(Material for this task):
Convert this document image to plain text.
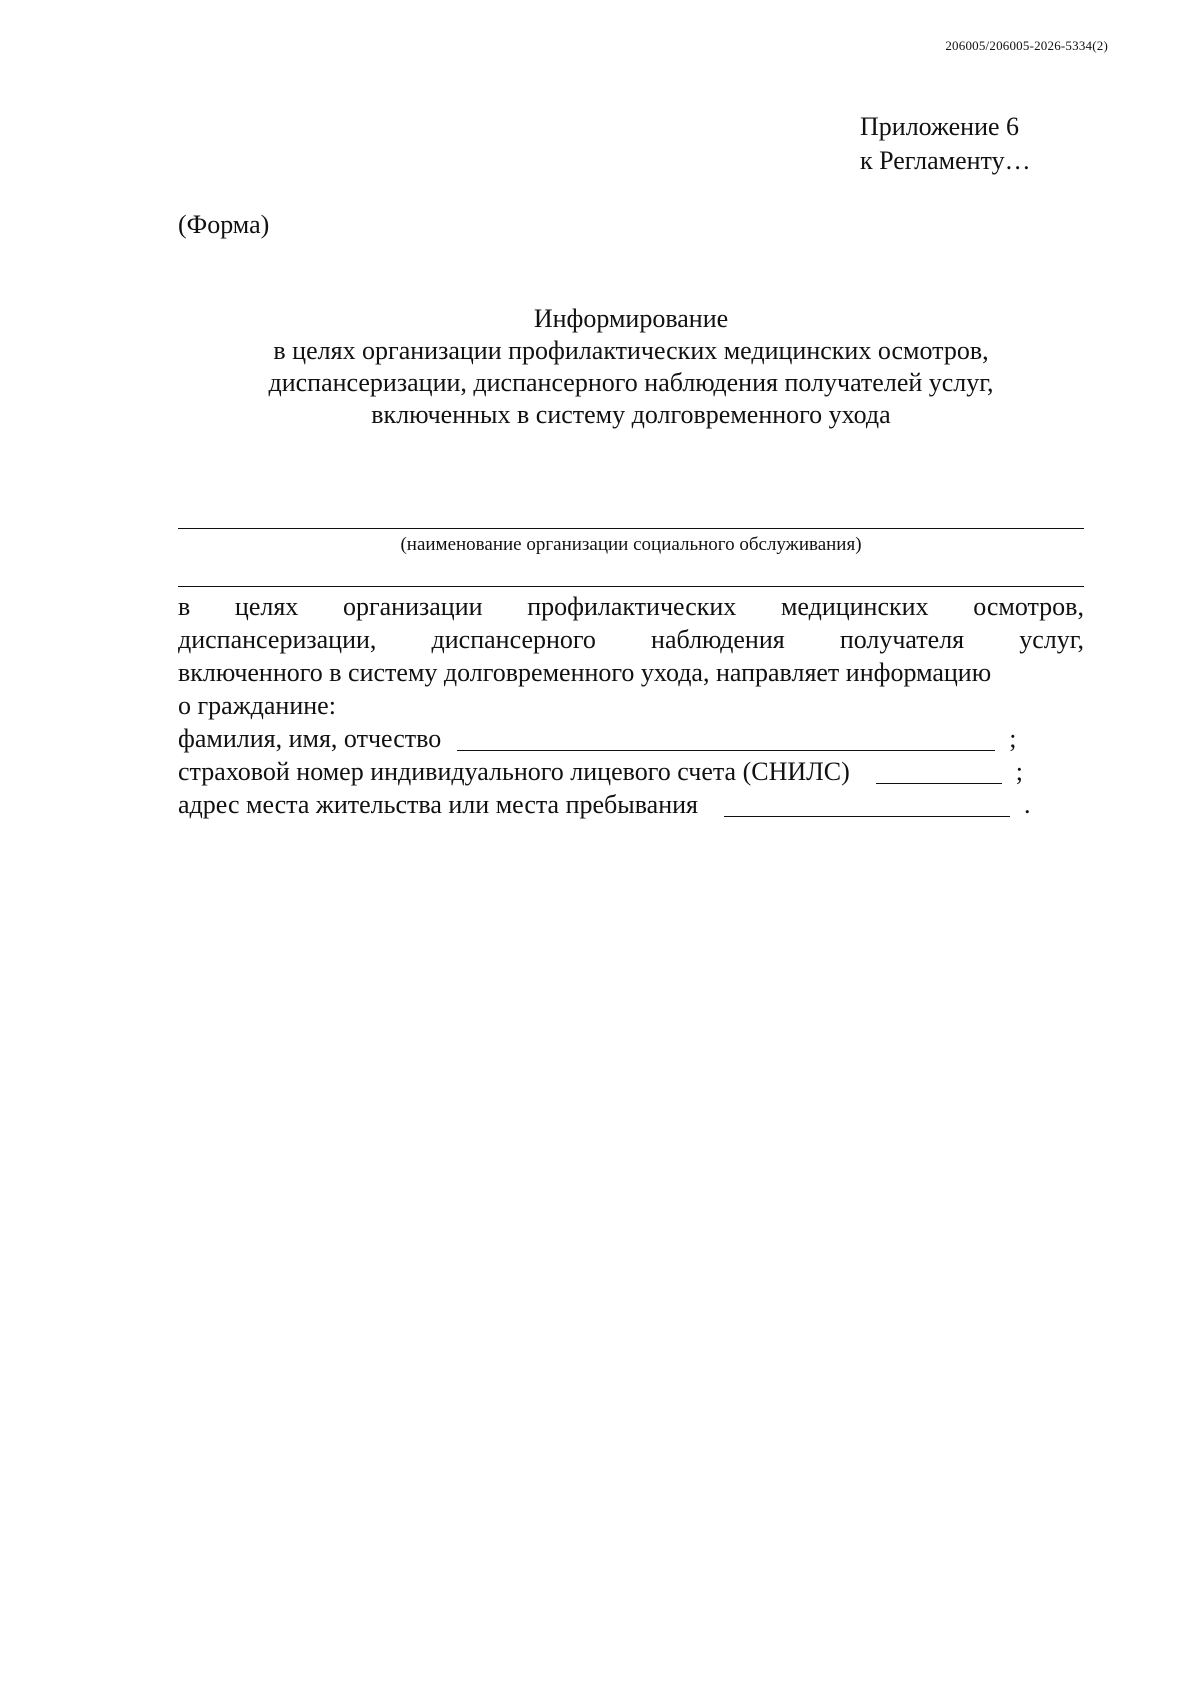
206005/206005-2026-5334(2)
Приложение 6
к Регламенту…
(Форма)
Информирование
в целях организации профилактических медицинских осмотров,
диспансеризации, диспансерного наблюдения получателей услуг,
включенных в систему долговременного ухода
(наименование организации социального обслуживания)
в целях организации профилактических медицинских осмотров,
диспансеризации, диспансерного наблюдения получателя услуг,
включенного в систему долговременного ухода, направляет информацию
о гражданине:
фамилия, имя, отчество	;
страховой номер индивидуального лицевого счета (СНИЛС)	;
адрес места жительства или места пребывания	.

--

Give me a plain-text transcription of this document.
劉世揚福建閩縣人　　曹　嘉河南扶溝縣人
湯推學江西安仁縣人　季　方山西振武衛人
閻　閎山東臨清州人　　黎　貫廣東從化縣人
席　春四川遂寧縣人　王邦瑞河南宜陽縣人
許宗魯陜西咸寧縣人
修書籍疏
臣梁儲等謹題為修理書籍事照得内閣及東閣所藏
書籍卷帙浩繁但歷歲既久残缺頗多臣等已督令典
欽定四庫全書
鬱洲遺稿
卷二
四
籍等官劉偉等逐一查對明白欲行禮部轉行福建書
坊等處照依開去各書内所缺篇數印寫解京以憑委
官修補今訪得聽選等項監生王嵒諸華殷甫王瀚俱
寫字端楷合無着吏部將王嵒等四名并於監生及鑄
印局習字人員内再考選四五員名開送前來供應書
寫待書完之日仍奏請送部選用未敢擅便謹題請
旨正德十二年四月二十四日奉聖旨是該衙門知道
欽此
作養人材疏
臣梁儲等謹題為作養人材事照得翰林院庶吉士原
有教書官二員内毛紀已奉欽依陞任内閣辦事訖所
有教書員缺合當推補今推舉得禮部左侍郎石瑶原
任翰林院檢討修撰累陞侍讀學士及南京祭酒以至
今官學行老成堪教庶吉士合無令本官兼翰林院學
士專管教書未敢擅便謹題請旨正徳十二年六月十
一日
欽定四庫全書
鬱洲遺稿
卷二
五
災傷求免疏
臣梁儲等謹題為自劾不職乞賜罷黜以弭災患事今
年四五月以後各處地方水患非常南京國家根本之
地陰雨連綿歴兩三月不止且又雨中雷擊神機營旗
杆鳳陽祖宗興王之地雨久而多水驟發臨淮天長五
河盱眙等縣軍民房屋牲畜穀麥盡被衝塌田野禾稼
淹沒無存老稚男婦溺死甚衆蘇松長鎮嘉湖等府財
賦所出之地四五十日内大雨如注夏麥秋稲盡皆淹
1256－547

(Exercise prompt): Search the records for the string "диспансеризации" and return every line in which it occurs.

(Full response):
диспансеризации, диспансерного наблюдения получателей услуг,
диспансеризации, диспансерного наблюдения получателя услуг,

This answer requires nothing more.